* Excerpted data
>>>
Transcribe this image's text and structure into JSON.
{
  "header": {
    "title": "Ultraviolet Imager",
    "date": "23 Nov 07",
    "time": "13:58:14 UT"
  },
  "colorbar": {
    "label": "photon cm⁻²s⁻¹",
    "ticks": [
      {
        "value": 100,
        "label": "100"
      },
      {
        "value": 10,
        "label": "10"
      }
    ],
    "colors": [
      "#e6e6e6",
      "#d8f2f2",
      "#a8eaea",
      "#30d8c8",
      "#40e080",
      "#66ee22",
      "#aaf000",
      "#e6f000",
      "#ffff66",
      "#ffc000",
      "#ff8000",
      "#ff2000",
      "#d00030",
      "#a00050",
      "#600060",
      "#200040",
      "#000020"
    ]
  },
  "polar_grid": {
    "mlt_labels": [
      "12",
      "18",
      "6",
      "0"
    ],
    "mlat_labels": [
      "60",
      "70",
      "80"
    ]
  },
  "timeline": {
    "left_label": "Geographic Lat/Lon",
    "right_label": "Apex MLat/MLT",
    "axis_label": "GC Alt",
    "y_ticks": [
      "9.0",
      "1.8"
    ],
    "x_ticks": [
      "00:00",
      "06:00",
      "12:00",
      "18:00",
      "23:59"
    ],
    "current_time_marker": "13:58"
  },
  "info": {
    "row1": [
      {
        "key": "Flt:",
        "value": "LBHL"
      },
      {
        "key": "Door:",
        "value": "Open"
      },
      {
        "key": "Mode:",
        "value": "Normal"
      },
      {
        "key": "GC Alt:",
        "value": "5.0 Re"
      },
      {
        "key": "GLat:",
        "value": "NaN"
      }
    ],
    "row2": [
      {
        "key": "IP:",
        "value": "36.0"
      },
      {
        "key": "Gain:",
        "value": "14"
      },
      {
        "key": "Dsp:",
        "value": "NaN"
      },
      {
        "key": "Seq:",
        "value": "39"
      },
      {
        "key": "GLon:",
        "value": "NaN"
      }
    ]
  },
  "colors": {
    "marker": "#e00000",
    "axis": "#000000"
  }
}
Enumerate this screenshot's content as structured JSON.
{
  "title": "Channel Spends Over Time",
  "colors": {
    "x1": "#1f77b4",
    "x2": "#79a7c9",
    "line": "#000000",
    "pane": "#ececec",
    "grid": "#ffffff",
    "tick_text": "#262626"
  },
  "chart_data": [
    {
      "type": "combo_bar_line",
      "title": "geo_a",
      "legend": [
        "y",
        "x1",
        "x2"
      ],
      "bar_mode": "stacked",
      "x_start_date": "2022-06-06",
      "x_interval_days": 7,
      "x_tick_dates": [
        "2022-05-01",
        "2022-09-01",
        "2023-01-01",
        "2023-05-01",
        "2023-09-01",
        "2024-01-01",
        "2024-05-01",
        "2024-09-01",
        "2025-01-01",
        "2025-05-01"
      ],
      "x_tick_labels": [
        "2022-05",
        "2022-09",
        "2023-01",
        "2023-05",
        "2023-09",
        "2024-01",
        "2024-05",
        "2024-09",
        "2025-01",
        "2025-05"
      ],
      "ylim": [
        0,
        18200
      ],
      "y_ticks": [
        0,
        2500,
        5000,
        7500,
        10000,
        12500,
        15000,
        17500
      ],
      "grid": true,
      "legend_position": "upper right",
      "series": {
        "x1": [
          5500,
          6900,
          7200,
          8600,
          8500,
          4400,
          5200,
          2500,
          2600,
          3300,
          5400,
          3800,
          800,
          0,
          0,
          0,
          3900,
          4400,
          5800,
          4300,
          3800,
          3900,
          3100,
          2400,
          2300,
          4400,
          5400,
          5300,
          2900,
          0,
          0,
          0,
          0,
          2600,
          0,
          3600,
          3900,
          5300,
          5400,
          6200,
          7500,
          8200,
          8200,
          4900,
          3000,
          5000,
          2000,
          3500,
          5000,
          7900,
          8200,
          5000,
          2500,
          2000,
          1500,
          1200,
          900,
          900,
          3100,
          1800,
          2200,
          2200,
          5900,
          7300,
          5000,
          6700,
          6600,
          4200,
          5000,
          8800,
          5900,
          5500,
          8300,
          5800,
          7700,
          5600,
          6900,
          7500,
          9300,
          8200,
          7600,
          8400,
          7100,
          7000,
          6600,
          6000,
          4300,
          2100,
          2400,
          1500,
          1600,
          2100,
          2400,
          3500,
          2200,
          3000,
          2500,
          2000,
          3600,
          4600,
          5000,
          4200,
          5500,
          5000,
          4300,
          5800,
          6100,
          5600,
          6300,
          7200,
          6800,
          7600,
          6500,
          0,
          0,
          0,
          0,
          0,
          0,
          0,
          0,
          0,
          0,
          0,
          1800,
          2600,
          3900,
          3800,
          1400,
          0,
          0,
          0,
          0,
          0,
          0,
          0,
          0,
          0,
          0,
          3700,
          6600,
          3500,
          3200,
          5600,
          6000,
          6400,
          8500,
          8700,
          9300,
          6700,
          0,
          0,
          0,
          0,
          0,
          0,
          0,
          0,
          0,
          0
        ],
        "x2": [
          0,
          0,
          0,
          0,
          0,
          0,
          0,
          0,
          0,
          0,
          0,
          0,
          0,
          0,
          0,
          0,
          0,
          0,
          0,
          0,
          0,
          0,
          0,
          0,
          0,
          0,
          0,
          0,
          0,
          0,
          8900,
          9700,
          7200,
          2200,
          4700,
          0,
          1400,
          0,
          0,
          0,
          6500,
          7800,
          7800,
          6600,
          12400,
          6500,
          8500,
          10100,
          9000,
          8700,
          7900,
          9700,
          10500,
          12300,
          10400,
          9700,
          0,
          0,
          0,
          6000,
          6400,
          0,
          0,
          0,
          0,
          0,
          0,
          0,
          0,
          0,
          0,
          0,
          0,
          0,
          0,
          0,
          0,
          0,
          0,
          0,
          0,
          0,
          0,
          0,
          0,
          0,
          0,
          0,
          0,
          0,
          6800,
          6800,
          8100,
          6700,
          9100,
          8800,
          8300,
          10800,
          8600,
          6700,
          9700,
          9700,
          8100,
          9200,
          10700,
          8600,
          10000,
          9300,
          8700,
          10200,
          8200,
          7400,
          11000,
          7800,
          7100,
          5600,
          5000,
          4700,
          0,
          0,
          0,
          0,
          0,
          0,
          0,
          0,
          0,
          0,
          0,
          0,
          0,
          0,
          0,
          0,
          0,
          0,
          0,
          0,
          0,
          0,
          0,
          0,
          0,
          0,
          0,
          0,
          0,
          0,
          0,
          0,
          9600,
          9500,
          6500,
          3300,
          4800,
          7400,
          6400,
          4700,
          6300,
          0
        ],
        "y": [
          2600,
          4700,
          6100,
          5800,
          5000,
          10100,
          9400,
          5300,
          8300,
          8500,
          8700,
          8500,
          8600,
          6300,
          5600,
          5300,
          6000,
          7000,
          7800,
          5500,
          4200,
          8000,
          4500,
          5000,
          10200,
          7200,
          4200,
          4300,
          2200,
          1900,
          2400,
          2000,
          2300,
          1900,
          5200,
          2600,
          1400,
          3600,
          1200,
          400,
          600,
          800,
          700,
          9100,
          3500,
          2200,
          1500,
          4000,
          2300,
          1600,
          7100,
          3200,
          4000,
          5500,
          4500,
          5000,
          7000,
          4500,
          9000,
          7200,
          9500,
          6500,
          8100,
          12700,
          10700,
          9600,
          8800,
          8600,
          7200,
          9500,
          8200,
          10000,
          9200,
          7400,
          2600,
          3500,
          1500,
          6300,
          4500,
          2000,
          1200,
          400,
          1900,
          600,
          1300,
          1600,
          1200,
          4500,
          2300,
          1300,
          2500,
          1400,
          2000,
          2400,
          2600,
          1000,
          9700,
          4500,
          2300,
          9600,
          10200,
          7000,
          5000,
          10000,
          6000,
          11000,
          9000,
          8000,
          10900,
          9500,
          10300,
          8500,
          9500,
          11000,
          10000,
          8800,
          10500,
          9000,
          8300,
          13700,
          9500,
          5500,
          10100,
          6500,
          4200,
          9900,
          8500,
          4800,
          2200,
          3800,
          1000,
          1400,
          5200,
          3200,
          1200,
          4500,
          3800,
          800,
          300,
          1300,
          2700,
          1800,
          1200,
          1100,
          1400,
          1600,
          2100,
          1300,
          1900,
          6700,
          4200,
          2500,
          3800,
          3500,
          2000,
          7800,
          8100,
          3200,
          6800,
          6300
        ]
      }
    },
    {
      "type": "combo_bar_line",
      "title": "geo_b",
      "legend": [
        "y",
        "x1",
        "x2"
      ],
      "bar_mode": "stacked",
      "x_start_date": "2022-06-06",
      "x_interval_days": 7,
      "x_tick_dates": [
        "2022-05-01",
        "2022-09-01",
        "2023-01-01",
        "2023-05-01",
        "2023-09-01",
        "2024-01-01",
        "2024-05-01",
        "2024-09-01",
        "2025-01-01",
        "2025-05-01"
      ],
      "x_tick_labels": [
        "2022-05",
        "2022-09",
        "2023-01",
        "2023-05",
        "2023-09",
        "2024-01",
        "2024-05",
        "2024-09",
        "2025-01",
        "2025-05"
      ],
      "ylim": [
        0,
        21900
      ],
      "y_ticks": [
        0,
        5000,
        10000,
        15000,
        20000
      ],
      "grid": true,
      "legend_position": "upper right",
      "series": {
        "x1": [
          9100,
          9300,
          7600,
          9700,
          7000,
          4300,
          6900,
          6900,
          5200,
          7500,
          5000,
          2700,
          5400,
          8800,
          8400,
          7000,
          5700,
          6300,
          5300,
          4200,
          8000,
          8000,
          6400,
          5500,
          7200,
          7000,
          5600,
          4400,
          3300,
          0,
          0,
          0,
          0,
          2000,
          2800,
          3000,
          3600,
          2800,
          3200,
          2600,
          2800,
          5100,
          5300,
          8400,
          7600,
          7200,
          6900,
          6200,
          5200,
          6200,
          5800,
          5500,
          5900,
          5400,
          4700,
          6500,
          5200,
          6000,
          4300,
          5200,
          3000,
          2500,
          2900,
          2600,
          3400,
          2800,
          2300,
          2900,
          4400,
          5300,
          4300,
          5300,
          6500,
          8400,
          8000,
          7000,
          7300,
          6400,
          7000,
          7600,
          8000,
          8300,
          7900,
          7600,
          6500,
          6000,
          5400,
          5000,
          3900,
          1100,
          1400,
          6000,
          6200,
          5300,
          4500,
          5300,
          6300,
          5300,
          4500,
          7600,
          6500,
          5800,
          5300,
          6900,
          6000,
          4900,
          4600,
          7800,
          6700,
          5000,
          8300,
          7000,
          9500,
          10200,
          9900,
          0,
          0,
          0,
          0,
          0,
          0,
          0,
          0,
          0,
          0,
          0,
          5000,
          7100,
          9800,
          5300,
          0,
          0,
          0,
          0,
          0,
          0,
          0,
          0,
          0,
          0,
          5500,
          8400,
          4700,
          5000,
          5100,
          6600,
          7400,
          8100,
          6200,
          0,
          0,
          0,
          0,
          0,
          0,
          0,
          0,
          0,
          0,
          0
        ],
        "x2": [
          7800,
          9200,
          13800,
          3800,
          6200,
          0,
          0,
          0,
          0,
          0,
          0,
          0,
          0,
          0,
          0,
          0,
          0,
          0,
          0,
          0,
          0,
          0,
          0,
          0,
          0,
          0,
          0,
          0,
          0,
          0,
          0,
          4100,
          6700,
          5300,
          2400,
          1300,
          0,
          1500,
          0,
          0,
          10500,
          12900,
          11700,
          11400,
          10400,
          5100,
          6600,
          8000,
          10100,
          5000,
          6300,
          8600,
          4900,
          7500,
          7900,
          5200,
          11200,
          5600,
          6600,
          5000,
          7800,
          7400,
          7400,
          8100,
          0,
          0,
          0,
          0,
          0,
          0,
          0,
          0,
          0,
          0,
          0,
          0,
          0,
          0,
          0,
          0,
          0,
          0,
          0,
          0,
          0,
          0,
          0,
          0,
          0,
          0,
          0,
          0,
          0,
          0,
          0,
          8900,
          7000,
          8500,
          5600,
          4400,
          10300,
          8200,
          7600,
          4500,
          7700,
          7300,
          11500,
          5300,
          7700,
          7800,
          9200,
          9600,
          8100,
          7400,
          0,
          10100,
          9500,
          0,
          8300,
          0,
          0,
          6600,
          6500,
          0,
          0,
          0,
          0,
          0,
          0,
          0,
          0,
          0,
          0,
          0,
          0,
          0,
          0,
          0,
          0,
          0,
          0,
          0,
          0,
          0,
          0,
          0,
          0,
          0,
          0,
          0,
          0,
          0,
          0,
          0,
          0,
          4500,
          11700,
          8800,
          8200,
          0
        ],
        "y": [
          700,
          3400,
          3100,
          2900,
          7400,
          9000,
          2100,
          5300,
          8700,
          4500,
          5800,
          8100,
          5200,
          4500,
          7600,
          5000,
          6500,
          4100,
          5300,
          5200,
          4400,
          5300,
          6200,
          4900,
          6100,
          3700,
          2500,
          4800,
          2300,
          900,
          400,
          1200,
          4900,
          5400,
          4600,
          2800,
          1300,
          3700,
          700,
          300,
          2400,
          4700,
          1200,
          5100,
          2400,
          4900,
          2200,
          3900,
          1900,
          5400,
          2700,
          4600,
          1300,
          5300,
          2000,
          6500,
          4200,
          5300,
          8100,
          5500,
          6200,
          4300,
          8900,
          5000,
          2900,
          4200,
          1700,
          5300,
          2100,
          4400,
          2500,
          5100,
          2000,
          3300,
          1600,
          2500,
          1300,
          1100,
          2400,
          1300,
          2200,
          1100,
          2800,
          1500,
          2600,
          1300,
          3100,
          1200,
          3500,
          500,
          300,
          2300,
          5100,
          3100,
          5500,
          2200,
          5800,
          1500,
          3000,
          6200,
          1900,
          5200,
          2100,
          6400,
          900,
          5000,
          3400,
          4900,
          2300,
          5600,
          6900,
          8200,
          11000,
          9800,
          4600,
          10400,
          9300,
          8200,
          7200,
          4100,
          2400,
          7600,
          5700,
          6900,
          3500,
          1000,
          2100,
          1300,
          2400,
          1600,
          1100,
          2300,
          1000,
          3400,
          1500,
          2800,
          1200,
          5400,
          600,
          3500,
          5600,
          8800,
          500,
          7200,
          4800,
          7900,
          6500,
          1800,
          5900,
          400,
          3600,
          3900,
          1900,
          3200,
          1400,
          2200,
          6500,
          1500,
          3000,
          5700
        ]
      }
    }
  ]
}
<<<
* Task statement
Tally the lines of the listing in which the word "value" occurs, and state the total alone.

* Result below
12